- [Records for the exercise]
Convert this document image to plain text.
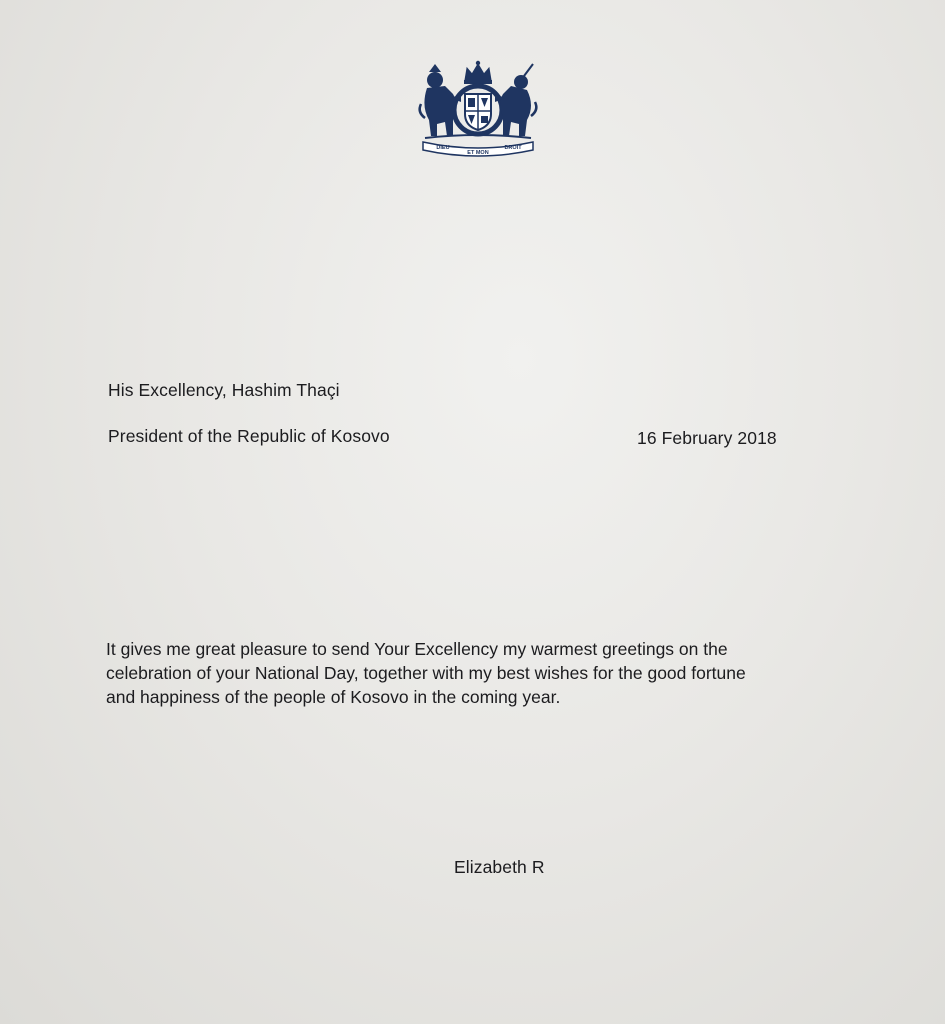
DIEU
ET MON
DROIT
His Excellency, Hashim Thaçi
President of the Republic of Kosovo	16 February 2018
It gives me great pleasure to send Your Excellency my warmest greetings on the
celebration of your National Day, together with my best wishes for the good fortune
and happiness of the people of Kosovo in the coming year.
Elizabeth R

- [Goal] Print out the whole of the material word for word, without pictures.

- [Written response]
Convert this document image to plain text.
DIEU
ET MON
DROIT
His Excellency, Hashim Thaçi
President of the Republic of Kosovo	16 February 2018
It gives me great pleasure to send Your Excellency my warmest greetings on the
celebration of your National Day, together with my best wishes for the good fortune
and happiness of the people of Kosovo in the coming year.
Elizabeth R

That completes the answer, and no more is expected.